## Start

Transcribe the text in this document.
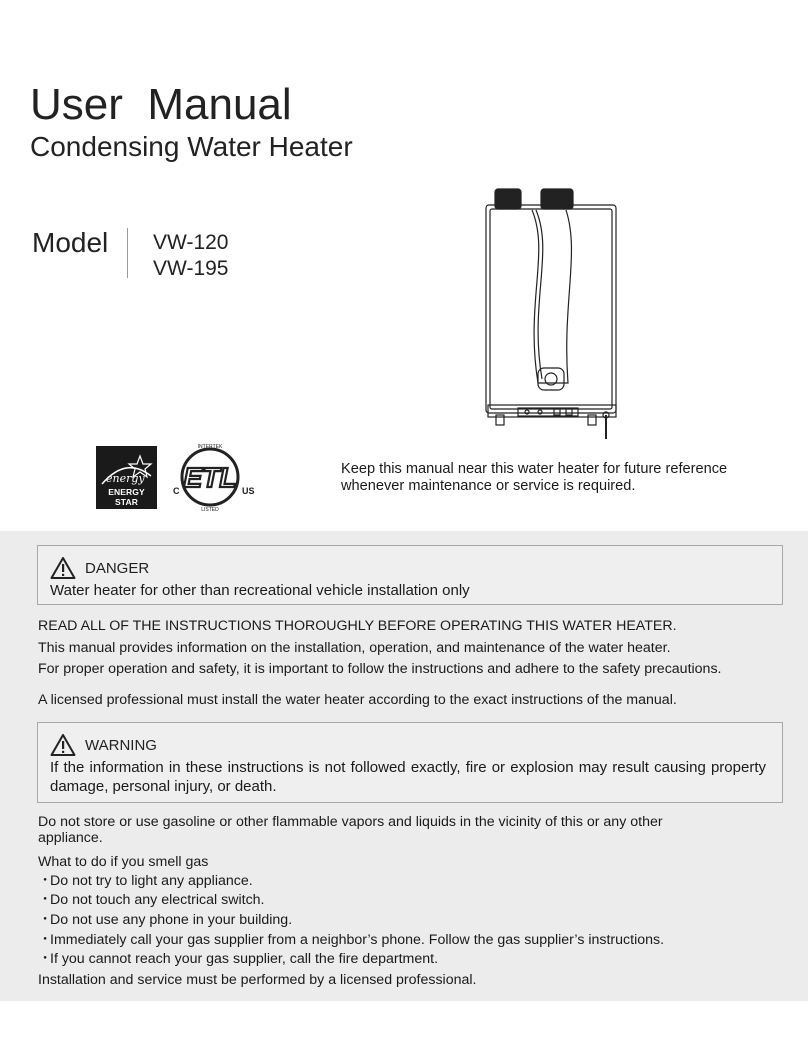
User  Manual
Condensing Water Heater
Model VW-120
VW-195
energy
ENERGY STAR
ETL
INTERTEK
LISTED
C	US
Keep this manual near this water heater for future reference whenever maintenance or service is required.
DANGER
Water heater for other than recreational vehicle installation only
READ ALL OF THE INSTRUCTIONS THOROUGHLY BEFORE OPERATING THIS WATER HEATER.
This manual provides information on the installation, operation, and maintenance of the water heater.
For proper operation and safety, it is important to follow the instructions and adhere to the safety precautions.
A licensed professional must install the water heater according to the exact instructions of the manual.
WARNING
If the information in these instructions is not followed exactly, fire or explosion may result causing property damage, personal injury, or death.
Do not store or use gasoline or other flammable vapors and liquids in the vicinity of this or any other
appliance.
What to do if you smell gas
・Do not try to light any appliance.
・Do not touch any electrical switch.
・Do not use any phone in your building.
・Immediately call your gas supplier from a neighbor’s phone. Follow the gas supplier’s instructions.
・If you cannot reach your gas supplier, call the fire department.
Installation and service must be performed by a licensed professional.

## End
## Start

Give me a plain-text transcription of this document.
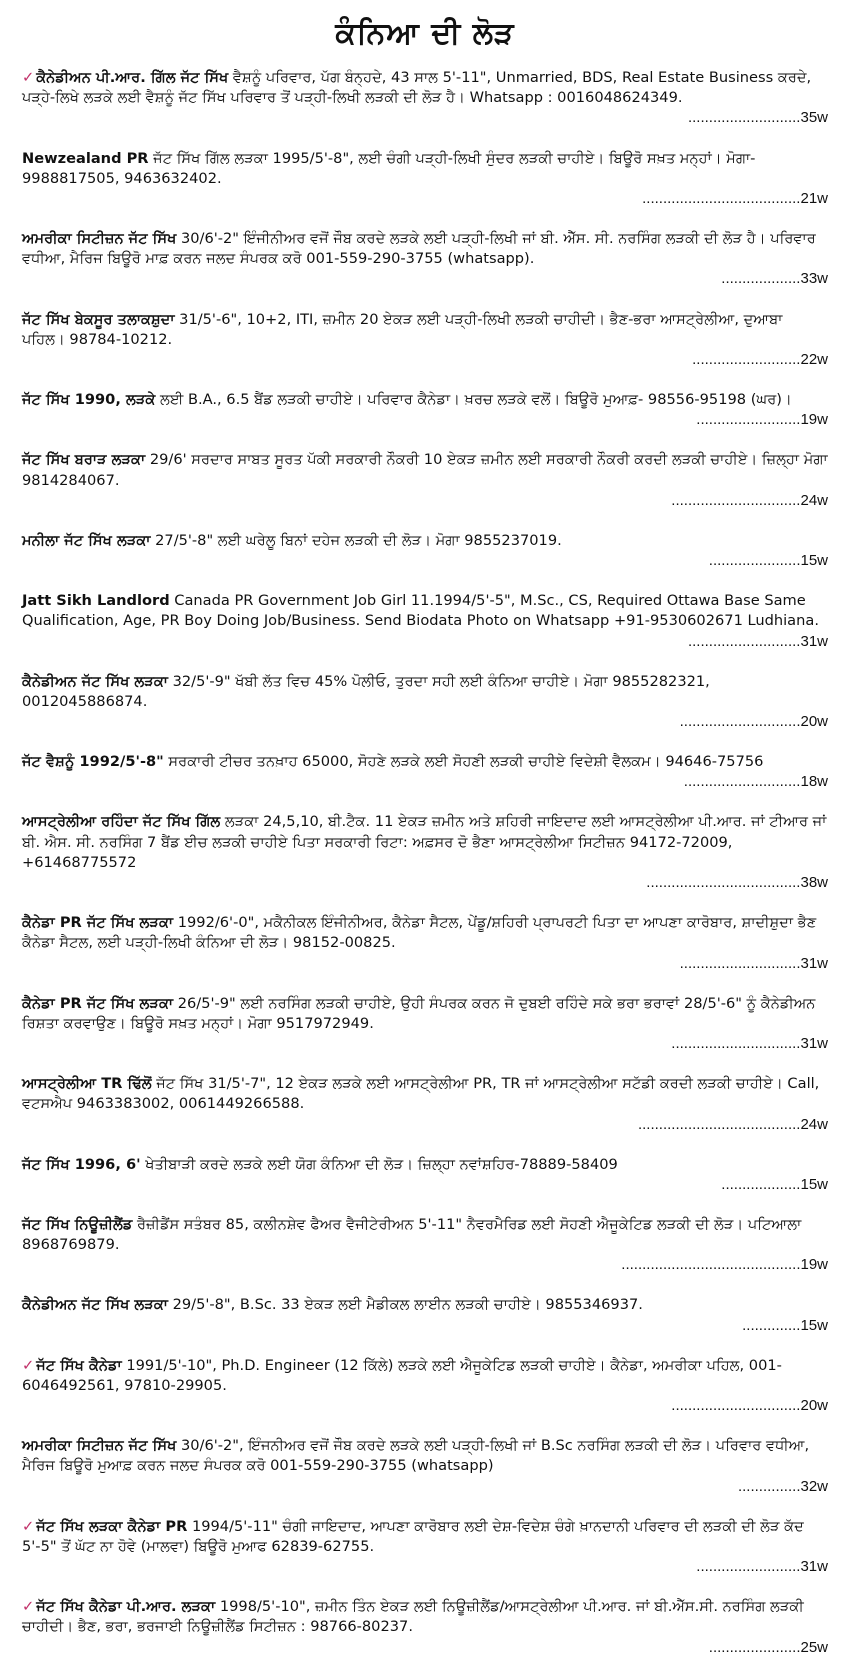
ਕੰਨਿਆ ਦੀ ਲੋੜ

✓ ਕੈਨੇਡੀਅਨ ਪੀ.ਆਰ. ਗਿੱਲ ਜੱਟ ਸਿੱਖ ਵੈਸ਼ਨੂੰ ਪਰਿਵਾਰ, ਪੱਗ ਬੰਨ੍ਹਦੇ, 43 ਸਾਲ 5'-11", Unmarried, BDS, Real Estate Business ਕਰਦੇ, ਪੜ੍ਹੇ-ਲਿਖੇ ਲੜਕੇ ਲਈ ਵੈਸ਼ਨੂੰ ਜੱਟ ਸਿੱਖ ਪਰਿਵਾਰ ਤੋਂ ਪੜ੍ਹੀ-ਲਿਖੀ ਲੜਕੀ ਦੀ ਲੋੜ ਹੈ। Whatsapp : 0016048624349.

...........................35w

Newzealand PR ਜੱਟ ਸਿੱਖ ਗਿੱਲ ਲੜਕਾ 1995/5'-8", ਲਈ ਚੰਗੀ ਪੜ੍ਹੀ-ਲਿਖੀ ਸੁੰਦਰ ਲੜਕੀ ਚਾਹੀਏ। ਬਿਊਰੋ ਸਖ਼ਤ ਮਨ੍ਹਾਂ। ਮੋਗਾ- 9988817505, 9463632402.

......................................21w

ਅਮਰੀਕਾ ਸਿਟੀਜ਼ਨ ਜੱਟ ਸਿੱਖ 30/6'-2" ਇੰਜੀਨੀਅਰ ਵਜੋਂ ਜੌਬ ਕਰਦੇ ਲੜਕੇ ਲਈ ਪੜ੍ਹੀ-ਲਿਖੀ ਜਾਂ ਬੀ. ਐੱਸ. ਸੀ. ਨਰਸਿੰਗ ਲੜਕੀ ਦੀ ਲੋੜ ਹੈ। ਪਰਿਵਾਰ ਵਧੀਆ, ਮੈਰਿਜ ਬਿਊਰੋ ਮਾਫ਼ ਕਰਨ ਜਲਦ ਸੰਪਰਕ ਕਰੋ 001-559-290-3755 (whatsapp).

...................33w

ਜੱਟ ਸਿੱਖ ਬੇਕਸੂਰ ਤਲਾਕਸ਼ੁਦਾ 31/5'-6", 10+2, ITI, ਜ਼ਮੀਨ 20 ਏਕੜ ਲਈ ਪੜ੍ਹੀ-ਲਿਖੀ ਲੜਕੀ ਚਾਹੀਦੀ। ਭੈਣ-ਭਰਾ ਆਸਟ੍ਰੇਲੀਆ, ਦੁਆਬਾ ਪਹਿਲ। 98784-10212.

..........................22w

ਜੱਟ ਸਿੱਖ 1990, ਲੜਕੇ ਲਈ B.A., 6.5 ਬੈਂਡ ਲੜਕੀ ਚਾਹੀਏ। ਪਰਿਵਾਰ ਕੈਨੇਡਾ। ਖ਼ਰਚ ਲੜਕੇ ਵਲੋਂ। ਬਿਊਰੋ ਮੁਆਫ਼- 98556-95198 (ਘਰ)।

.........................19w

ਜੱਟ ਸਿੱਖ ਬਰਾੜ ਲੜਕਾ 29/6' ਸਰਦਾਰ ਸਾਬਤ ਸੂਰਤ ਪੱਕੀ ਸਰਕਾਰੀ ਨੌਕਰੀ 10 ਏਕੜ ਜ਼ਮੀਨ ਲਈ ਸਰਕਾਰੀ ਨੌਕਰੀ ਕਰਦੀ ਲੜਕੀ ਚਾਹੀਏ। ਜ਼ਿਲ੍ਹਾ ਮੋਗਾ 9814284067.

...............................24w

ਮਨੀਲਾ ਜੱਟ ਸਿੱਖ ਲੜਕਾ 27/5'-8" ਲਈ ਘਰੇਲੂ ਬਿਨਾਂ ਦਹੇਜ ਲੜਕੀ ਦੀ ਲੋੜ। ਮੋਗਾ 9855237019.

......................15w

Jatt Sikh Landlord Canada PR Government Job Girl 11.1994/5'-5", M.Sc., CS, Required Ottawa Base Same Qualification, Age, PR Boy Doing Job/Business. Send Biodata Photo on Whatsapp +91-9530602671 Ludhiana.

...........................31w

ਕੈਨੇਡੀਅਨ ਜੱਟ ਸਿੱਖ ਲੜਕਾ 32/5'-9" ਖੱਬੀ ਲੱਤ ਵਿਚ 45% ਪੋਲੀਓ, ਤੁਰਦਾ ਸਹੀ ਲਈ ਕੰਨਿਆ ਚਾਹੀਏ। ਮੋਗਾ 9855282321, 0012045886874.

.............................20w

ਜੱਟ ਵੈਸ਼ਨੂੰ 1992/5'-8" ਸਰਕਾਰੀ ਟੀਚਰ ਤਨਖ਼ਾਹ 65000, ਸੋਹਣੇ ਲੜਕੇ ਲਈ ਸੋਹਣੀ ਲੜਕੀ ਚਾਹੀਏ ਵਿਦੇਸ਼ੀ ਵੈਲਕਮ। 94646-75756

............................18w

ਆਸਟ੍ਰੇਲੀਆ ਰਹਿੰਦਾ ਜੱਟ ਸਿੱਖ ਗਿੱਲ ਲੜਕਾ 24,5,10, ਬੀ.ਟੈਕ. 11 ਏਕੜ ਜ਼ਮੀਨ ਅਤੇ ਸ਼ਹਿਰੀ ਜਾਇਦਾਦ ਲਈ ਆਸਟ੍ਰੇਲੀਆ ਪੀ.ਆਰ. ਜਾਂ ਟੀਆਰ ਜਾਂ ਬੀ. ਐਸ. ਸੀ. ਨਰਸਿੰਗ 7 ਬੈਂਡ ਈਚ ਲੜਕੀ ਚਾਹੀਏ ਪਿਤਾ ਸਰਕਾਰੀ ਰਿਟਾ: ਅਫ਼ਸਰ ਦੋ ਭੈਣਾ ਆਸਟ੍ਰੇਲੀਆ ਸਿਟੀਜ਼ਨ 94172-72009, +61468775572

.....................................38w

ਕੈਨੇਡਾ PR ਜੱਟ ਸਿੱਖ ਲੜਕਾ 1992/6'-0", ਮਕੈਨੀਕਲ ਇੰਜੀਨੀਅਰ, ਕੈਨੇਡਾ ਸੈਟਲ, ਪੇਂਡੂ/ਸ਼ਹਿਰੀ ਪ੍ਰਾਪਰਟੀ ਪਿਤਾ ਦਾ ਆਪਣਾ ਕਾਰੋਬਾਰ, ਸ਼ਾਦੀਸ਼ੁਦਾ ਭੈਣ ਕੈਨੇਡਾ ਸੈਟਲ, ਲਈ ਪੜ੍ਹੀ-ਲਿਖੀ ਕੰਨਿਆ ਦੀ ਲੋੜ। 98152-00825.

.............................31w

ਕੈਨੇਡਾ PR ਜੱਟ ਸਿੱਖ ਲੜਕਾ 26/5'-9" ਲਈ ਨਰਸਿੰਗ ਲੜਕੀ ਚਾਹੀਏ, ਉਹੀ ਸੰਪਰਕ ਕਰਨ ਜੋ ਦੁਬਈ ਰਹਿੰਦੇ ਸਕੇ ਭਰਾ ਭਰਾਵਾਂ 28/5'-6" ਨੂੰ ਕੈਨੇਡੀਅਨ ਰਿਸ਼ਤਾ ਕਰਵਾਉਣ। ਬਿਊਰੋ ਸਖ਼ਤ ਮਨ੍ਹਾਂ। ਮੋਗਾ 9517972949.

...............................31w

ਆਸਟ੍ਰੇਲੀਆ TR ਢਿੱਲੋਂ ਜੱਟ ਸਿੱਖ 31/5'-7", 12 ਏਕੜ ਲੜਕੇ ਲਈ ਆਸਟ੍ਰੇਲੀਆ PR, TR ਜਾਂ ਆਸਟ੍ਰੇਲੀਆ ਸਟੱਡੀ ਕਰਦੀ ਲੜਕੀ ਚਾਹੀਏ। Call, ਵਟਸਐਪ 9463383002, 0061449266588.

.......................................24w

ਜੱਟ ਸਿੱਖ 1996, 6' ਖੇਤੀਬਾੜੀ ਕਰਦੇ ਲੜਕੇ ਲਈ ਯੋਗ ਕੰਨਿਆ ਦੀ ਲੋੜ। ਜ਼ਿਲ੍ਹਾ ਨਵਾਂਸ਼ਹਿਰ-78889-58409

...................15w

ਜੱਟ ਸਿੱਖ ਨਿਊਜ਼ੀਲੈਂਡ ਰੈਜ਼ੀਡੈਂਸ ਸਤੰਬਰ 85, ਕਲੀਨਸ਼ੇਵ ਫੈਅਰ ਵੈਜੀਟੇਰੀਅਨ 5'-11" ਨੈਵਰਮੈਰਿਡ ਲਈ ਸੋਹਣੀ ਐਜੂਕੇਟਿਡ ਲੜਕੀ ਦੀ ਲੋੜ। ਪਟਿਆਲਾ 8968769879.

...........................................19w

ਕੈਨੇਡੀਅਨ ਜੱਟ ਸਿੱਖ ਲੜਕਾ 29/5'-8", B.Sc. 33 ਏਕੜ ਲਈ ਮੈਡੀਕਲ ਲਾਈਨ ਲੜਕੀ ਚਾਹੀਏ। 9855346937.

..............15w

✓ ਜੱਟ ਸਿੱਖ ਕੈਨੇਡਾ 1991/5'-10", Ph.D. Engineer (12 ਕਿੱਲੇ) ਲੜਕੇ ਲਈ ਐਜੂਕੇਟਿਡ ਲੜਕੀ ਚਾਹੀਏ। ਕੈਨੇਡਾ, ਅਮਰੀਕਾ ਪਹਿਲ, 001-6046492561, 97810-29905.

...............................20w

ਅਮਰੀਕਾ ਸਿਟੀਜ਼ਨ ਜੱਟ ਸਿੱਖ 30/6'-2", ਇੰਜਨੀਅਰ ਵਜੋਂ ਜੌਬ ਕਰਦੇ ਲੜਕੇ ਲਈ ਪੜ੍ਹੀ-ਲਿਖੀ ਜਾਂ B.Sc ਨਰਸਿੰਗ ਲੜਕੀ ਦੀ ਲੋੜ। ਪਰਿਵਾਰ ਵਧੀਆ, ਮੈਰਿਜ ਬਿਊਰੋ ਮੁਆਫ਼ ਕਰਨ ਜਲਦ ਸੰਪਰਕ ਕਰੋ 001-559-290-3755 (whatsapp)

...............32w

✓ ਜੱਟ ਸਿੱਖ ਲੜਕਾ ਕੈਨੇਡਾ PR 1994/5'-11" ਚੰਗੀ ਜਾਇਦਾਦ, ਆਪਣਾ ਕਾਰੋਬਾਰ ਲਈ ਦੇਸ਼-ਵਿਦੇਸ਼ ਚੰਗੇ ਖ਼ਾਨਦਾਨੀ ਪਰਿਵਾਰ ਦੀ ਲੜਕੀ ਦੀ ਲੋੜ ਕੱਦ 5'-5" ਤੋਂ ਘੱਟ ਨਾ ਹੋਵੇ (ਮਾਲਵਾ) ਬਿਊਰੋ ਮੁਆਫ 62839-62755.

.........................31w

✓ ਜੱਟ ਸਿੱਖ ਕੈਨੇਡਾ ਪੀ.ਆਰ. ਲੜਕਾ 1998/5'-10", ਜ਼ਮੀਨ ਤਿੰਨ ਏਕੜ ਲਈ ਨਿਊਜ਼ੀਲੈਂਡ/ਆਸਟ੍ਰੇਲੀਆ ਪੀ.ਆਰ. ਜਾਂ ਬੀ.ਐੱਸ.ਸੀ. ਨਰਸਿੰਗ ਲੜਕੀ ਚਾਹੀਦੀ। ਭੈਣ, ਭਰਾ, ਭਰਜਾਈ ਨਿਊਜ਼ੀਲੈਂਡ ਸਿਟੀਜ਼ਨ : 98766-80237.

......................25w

## End
## Start

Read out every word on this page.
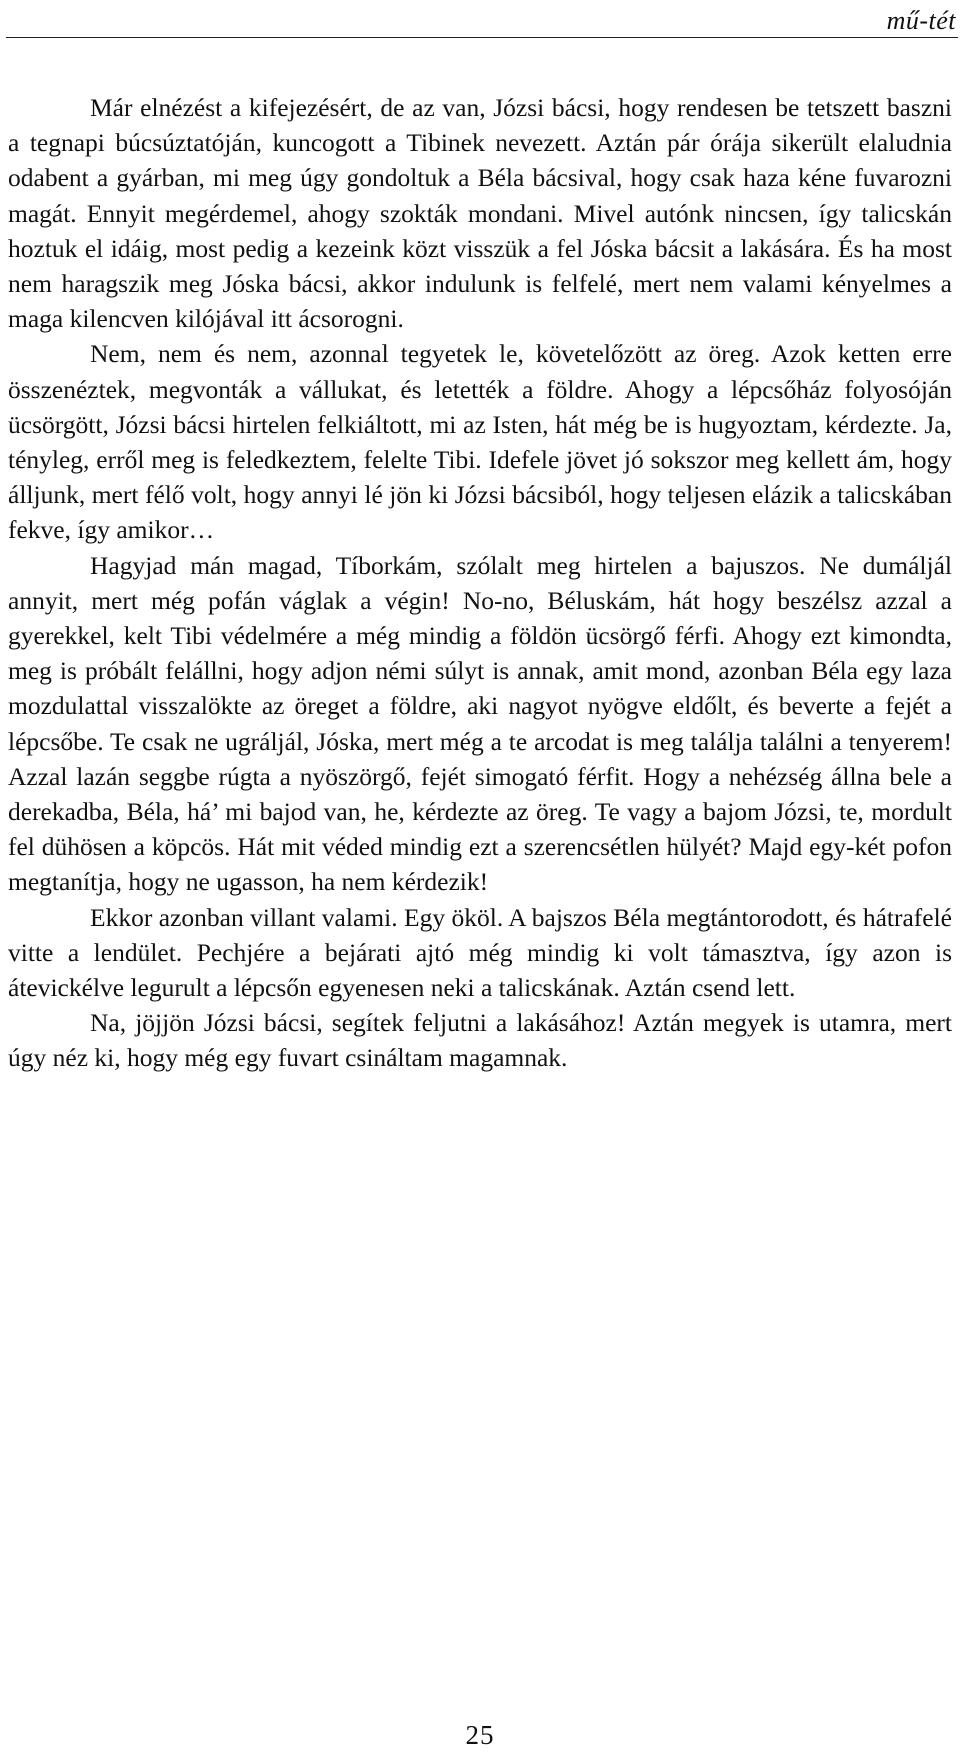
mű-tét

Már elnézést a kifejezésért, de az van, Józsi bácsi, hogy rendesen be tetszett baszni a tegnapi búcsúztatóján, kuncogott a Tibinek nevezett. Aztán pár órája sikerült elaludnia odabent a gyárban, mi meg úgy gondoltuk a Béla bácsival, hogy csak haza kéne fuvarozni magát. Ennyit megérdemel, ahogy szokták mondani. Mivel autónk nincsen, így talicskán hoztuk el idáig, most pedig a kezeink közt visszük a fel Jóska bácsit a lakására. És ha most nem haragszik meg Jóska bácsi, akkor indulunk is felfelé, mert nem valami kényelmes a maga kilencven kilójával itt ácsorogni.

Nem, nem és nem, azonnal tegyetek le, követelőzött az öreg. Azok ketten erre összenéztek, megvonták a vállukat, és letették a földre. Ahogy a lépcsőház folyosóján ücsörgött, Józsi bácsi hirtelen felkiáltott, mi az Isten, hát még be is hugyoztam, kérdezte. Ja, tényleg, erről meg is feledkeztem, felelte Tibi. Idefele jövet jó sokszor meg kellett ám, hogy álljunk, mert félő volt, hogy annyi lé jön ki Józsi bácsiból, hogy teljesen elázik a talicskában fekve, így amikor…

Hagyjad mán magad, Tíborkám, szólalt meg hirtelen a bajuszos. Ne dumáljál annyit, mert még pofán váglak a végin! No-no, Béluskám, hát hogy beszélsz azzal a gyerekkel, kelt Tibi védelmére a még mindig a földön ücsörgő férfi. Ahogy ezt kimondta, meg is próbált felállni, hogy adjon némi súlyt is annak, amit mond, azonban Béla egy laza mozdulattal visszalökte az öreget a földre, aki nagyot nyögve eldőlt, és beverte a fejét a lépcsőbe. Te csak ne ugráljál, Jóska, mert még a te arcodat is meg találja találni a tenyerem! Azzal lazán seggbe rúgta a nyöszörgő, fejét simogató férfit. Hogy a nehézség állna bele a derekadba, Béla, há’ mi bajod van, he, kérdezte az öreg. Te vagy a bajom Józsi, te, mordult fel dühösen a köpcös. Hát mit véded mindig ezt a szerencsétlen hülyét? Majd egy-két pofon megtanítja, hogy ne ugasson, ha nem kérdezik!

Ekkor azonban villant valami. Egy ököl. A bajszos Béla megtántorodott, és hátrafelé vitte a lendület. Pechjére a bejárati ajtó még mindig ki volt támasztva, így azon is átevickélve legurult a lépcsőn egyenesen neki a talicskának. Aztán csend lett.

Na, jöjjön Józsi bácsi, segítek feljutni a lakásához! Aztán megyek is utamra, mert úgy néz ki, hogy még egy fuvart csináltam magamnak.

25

## End

_Work to be completed_: Which lines hold the word "fire"? Return all of them from the records above.

_Solved problem_:
If the information in these instructions is not followed exactly, fire or explosion may result causing property damage, personal injury, or death.
・If you cannot reach your gas supplier, call the fire department.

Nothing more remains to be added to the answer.